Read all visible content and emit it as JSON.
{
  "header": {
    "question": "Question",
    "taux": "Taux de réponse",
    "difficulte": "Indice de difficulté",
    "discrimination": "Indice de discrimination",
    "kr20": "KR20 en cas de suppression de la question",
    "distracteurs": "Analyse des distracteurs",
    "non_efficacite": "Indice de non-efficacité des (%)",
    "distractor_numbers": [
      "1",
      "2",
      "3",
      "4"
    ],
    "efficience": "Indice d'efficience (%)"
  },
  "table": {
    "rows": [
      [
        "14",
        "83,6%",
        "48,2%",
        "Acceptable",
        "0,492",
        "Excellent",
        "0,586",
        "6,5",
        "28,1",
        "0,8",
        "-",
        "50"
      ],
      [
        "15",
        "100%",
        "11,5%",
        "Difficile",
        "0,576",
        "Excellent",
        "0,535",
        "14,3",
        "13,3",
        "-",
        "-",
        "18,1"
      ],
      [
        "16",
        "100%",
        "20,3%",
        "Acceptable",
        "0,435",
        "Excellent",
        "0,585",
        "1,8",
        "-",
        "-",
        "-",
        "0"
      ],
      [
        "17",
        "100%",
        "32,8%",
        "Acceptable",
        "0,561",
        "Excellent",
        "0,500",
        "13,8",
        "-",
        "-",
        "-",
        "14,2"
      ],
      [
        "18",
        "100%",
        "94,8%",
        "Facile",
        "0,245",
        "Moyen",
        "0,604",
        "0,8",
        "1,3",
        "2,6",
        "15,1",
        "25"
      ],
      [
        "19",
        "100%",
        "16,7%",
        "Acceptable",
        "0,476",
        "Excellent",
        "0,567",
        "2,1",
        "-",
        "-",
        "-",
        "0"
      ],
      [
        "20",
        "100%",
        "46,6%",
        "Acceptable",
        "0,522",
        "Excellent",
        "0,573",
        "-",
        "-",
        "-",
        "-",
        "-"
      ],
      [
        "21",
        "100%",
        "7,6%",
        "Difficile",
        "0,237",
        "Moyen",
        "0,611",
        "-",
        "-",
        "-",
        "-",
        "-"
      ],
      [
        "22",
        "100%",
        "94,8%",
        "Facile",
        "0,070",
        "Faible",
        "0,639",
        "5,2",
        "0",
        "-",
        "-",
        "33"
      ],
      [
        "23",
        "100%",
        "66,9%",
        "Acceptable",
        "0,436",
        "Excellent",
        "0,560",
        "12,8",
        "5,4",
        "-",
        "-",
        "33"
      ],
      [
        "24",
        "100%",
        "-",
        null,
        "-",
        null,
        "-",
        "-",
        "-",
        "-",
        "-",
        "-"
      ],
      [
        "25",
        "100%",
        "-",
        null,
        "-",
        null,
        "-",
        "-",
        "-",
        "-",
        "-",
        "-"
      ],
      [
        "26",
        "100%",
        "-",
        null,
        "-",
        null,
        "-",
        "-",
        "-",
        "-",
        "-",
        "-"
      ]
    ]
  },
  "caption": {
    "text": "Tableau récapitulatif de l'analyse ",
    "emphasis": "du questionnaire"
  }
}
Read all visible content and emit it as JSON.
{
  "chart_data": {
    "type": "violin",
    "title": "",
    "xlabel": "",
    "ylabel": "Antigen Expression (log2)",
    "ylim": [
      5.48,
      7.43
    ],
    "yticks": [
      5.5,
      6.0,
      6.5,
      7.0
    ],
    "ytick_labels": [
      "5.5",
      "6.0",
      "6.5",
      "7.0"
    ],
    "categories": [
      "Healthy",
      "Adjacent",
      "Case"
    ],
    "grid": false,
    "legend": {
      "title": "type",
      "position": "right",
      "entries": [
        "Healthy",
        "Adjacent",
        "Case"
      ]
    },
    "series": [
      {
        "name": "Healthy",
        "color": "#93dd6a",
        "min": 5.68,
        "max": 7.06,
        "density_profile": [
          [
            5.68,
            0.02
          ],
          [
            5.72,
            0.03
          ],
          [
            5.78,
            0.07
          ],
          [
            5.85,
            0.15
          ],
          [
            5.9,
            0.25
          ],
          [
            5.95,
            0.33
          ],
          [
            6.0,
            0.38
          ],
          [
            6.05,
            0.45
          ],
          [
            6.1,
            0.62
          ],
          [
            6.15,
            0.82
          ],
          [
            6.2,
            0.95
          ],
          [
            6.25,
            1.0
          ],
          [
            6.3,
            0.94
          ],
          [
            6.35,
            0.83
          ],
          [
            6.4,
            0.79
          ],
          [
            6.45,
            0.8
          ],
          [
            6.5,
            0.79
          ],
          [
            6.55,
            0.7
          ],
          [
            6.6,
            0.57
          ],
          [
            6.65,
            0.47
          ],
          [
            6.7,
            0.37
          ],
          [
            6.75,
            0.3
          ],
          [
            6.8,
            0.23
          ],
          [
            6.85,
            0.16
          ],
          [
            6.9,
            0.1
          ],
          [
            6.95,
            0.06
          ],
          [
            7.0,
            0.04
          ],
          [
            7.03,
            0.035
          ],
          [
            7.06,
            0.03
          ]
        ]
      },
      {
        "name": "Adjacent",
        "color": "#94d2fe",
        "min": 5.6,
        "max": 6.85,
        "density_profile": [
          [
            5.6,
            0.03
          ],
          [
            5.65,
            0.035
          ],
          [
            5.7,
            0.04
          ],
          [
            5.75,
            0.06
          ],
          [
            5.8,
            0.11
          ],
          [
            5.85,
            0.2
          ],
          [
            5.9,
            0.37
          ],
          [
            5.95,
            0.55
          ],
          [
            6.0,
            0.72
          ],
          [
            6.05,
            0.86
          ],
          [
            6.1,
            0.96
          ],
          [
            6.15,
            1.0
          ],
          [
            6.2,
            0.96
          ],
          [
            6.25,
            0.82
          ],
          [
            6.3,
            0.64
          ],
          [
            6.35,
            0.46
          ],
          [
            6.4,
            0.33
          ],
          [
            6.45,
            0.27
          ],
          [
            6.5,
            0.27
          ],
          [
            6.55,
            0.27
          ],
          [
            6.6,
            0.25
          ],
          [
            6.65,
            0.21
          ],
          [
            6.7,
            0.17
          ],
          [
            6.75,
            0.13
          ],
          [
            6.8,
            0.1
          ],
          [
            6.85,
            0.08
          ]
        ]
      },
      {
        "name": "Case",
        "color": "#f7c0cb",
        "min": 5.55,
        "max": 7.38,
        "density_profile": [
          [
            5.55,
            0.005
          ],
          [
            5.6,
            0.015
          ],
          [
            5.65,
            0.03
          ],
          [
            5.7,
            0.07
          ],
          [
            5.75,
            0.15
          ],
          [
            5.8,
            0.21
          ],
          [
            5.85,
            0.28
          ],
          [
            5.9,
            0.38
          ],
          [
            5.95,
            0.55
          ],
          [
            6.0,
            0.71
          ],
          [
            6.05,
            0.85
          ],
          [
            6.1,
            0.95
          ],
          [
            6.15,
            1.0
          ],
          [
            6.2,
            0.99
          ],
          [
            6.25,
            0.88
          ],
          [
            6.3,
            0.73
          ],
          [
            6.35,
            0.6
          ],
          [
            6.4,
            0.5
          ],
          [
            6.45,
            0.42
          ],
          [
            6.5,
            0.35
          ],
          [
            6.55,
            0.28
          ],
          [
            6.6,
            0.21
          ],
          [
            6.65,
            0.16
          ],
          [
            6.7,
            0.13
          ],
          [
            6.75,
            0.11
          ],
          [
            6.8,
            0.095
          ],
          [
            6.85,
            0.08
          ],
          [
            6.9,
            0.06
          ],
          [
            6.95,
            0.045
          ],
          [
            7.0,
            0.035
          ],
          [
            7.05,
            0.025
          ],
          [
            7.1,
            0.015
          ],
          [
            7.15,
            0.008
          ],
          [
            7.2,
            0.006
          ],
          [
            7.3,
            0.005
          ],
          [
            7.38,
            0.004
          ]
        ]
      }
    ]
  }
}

### YOUR TASK
Copy out each line above, character for character.

### TASK RESULT
Read all visible content and emit it as JSON.
{
  "header": {
    "question": "Question",
    "taux": "Taux de réponse",
    "difficulte": "Indice de difficulté",
    "discrimination": "Indice de discrimination",
    "kr20": "KR20 en cas de suppression de la question",
    "distracteurs": "Analyse des distracteurs",
    "non_efficacite": "Indice de non-efficacité des (%)",
    "distractor_numbers": [
      "1",
      "2",
      "3",
      "4"
    ],
    "efficience": "Indice d'efficience (%)"
  },
  "table": {
    "rows": [
      [
        "14",
        "83,6%",
        "48,2%",
        "Acceptable",
        "0,492",
        "Excellent",
        "0,586",
        "6,5",
        "28,1",
        "0,8",
        "-",
        "50"
      ],
      [
        "15",
        "100%",
        "11,5%",
        "Difficile",
        "0,576",
        "Excellent",
        "0,535",
        "14,3",
        "13,3",
        "-",
        "-",
        "18,1"
      ],
      [
        "16",
        "100%",
        "20,3%",
        "Acceptable",
        "0,435",
        "Excellent",
        "0,585",
        "1,8",
        "-",
        "-",
        "-",
        "0"
      ],
      [
        "17",
        "100%",
        "32,8%",
        "Acceptable",
        "0,561",
        "Excellent",
        "0,500",
        "13,8",
        "-",
        "-",
        "-",
        "14,2"
      ],
      [
        "18",
        "100%",
        "94,8%",
        "Facile",
        "0,245",
        "Moyen",
        "0,604",
        "0,8",
        "1,3",
        "2,6",
        "15,1",
        "25"
      ],
      [
        "19",
        "100%",
        "16,7%",
        "Acceptable",
        "0,476",
        "Excellent",
        "0,567",
        "2,1",
        "-",
        "-",
        "-",
        "0"
      ],
      [
        "20",
        "100%",
        "46,6%",
        "Acceptable",
        "0,522",
        "Excellent",
        "0,573",
        "-",
        "-",
        "-",
        "-",
        "-"
      ],
      [
        "21",
        "100%",
        "7,6%",
        "Difficile",
        "0,237",
        "Moyen",
        "0,611",
        "-",
        "-",
        "-",
        "-",
        "-"
      ],
      [
        "22",
        "100%",
        "94,8%",
        "Facile",
        "0,070",
        "Faible",
        "0,639",
        "5,2",
        "0",
        "-",
        "-",
        "33"
      ],
      [
        "23",
        "100%",
        "66,9%",
        "Acceptable",
        "0,436",
        "Excellent",
        "0,560",
        "12,8",
        "5,4",
        "-",
        "-",
        "33"
      ],
      [
        "24",
        "100%",
        "-",
        null,
        "-",
        null,
        "-",
        "-",
        "-",
        "-",
        "-",
        "-"
      ],
      [
        "25",
        "100%",
        "-",
        null,
        "-",
        null,
        "-",
        "-",
        "-",
        "-",
        "-",
        "-"
      ],
      [
        "26",
        "100%",
        "-",
        null,
        "-",
        null,
        "-",
        "-",
        "-",
        "-",
        "-",
        "-"
      ]
    ]
  },
  "caption": {
    "text": "Tableau récapitulatif de l'analyse ",
    "emphasis": "du questionnaire"
  }
}
Read all visible content and emit it as JSON.
{
  "chart_data": {
    "type": "violin",
    "title": "",
    "xlabel": "",
    "ylabel": "Antigen Expression (log2)",
    "ylim": [
      5.48,
      7.43
    ],
    "yticks": [
      5.5,
      6.0,
      6.5,
      7.0
    ],
    "ytick_labels": [
      "5.5",
      "6.0",
      "6.5",
      "7.0"
    ],
    "categories": [
      "Healthy",
      "Adjacent",
      "Case"
    ],
    "grid": false,
    "legend": {
      "title": "type",
      "position": "right",
      "entries": [
        "Healthy",
        "Adjacent",
        "Case"
      ]
    },
    "series": [
      {
        "name": "Healthy",
        "color": "#93dd6a",
        "min": 5.68,
        "max": 7.06,
        "density_profile": [
          [
            5.68,
            0.02
          ],
          [
            5.72,
            0.03
          ],
          [
            5.78,
            0.07
          ],
          [
            5.85,
            0.15
          ],
          [
            5.9,
            0.25
          ],
          [
            5.95,
            0.33
          ],
          [
            6.0,
            0.38
          ],
          [
            6.05,
            0.45
          ],
          [
            6.1,
            0.62
          ],
          [
            6.15,
            0.82
          ],
          [
            6.2,
            0.95
          ],
          [
            6.25,
            1.0
          ],
          [
            6.3,
            0.94
          ],
          [
            6.35,
            0.83
          ],
          [
            6.4,
            0.79
          ],
          [
            6.45,
            0.8
          ],
          [
            6.5,
            0.79
          ],
          [
            6.55,
            0.7
          ],
          [
            6.6,
            0.57
          ],
          [
            6.65,
            0.47
          ],
          [
            6.7,
            0.37
          ],
          [
            6.75,
            0.3
          ],
          [
            6.8,
            0.23
          ],
          [
            6.85,
            0.16
          ],
          [
            6.9,
            0.1
          ],
          [
            6.95,
            0.06
          ],
          [
            7.0,
            0.04
          ],
          [
            7.03,
            0.035
          ],
          [
            7.06,
            0.03
          ]
        ]
      },
      {
        "name": "Adjacent",
        "color": "#94d2fe",
        "min": 5.6,
        "max": 6.85,
        "density_profile": [
          [
            5.6,
            0.03
          ],
          [
            5.65,
            0.035
          ],
          [
            5.7,
            0.04
          ],
          [
            5.75,
            0.06
          ],
          [
            5.8,
            0.11
          ],
          [
            5.85,
            0.2
          ],
          [
            5.9,
            0.37
          ],
          [
            5.95,
            0.55
          ],
          [
            6.0,
            0.72
          ],
          [
            6.05,
            0.86
          ],
          [
            6.1,
            0.96
          ],
          [
            6.15,
            1.0
          ],
          [
            6.2,
            0.96
          ],
          [
            6.25,
            0.82
          ],
          [
            6.3,
            0.64
          ],
          [
            6.35,
            0.46
          ],
          [
            6.4,
            0.33
          ],
          [
            6.45,
            0.27
          ],
          [
            6.5,
            0.27
          ],
          [
            6.55,
            0.27
          ],
          [
            6.6,
            0.25
          ],
          [
            6.65,
            0.21
          ],
          [
            6.7,
            0.17
          ],
          [
            6.75,
            0.13
          ],
          [
            6.8,
            0.1
          ],
          [
            6.85,
            0.08
          ]
        ]
      },
      {
        "name": "Case",
        "color": "#f7c0cb",
        "min": 5.55,
        "max": 7.38,
        "density_profile": [
          [
            5.55,
            0.005
          ],
          [
            5.6,
            0.015
          ],
          [
            5.65,
            0.03
          ],
          [
            5.7,
            0.07
          ],
          [
            5.75,
            0.15
          ],
          [
            5.8,
            0.21
          ],
          [
            5.85,
            0.28
          ],
          [
            5.9,
            0.38
          ],
          [
            5.95,
            0.55
          ],
          [
            6.0,
            0.71
          ],
          [
            6.05,
            0.85
          ],
          [
            6.1,
            0.95
          ],
          [
            6.15,
            1.0
          ],
          [
            6.2,
            0.99
          ],
          [
            6.25,
            0.88
          ],
          [
            6.3,
            0.73
          ],
          [
            6.35,
            0.6
          ],
          [
            6.4,
            0.5
          ],
          [
            6.45,
            0.42
          ],
          [
            6.5,
            0.35
          ],
          [
            6.55,
            0.28
          ],
          [
            6.6,
            0.21
          ],
          [
            6.65,
            0.16
          ],
          [
            6.7,
            0.13
          ],
          [
            6.75,
            0.11
          ],
          [
            6.8,
            0.095
          ],
          [
            6.85,
            0.08
          ],
          [
            6.9,
            0.06
          ],
          [
            6.95,
            0.045
          ],
          [
            7.0,
            0.035
          ],
          [
            7.05,
            0.025
          ],
          [
            7.1,
            0.015
          ],
          [
            7.15,
            0.008
          ],
          [
            7.2,
            0.006
          ],
          [
            7.3,
            0.005
          ],
          [
            7.38,
            0.004
          ]
        ]
      }
    ]
  }
}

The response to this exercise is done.